PROBLEM TO SOLVE :: Copy out all lines that hold "image".

(Data records)
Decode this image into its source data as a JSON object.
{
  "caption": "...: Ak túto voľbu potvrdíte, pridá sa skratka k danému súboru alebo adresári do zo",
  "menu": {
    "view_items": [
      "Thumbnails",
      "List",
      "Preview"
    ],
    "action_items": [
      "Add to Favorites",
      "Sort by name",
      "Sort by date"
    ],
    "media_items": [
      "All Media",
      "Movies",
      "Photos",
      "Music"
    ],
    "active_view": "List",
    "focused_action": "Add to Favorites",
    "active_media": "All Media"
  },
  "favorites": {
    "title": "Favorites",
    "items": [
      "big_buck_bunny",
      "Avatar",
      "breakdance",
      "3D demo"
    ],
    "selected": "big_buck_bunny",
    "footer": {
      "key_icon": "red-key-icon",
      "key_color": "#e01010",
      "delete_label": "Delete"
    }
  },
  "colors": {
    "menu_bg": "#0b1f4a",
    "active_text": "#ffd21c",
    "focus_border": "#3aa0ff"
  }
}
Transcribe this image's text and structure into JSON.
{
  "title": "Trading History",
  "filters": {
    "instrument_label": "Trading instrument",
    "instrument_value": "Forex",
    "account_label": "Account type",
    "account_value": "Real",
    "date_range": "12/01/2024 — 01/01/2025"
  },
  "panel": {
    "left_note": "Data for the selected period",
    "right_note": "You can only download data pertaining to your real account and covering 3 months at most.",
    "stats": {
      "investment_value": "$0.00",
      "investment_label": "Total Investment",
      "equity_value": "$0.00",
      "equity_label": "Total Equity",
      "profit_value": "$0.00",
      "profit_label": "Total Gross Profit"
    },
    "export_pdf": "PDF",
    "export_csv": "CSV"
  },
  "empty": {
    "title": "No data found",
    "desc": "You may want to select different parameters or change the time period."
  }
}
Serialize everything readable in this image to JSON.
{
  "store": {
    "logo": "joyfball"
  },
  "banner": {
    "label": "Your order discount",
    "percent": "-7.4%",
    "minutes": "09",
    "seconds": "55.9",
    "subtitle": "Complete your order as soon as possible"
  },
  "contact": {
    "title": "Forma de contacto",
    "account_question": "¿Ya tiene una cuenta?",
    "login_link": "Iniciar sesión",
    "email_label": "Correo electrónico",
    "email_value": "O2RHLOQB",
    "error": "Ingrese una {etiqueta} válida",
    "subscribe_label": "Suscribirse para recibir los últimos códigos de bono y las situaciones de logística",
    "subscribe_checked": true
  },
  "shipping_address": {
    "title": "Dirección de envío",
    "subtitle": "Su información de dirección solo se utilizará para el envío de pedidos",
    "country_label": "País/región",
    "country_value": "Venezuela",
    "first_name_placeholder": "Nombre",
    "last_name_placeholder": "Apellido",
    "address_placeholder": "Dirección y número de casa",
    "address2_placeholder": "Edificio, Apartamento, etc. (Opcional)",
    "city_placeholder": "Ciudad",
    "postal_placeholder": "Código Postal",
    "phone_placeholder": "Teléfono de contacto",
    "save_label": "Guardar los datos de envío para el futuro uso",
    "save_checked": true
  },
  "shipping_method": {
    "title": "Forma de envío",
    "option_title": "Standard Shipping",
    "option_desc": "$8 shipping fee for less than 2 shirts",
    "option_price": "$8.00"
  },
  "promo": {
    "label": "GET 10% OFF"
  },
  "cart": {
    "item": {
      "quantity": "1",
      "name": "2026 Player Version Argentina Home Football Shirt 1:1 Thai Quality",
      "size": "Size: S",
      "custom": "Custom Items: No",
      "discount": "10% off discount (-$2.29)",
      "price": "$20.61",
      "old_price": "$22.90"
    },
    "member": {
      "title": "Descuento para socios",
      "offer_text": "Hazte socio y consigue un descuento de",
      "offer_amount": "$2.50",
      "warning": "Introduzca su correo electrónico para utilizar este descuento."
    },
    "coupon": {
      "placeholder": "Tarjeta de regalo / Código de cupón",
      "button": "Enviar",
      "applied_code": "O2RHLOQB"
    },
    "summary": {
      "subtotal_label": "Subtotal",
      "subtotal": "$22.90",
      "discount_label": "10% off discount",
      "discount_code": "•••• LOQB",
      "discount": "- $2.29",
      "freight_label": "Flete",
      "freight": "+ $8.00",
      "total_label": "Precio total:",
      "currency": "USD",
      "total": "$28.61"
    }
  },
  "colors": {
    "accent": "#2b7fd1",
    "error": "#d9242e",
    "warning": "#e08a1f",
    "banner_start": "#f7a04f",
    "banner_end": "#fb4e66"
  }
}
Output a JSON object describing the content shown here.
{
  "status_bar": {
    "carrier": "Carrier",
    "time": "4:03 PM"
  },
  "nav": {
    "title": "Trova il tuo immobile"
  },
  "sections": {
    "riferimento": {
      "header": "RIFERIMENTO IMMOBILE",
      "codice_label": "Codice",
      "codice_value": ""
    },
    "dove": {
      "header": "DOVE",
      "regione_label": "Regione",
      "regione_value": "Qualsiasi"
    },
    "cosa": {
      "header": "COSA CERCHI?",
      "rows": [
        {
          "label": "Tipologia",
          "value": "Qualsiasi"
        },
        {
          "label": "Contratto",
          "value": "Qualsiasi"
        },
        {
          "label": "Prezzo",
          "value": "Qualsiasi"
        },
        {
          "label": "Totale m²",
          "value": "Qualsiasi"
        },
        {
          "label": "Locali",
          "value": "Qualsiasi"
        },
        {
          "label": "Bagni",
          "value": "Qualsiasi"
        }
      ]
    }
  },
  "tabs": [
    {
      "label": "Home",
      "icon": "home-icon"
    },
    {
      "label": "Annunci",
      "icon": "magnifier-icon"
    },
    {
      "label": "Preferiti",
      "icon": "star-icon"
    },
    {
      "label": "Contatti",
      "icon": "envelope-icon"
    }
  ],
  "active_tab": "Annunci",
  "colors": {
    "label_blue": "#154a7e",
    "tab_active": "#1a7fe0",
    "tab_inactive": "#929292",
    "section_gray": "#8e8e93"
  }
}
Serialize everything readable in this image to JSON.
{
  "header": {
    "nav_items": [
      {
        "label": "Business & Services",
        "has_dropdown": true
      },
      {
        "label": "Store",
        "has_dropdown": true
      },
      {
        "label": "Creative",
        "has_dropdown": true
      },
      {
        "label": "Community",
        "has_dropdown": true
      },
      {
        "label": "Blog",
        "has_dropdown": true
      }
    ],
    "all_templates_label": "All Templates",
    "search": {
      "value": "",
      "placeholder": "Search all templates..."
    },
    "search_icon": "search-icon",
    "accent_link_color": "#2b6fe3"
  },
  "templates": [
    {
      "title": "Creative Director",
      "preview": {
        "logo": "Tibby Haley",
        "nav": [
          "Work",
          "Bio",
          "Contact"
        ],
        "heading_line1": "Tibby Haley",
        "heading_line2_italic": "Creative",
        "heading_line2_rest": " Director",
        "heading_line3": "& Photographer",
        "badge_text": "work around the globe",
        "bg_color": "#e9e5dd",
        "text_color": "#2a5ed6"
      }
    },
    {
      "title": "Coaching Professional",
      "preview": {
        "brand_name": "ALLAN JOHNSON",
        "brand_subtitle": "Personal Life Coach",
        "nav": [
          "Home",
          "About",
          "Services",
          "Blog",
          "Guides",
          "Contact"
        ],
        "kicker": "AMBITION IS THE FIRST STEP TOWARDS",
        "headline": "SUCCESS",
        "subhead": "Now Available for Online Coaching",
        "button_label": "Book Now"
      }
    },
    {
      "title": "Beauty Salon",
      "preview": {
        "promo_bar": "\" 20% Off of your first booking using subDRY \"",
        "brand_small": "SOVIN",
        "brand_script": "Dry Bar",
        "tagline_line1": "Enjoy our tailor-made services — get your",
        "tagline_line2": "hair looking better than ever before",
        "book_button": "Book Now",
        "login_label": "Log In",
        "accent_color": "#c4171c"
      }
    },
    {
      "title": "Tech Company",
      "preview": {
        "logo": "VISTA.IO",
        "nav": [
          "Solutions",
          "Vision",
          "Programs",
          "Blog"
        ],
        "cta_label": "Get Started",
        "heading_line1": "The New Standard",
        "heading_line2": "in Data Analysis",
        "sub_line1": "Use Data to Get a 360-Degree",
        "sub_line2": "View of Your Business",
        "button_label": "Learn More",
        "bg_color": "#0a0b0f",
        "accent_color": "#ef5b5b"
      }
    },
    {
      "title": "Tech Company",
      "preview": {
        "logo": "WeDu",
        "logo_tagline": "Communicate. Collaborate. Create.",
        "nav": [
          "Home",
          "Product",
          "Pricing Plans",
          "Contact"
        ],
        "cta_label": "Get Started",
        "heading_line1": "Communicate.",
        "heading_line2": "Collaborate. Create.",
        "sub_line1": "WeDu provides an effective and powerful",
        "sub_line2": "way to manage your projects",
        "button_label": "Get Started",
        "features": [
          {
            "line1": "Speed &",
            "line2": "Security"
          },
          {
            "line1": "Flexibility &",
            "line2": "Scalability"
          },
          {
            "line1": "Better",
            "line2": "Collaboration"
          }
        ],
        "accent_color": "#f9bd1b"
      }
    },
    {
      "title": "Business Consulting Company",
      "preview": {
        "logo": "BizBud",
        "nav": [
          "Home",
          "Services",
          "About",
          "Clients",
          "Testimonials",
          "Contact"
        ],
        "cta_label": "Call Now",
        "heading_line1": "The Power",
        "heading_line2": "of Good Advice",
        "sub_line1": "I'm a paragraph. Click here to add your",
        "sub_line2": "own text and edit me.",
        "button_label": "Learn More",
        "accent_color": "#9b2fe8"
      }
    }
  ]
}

REPLY TO THE EXERCISE ::
Decode this image into its source data as a JSON object.
Transcribe this image's text and structure into JSON.
Serialize everything readable in this image to JSON.
Serialize everything readable in this image to JSON.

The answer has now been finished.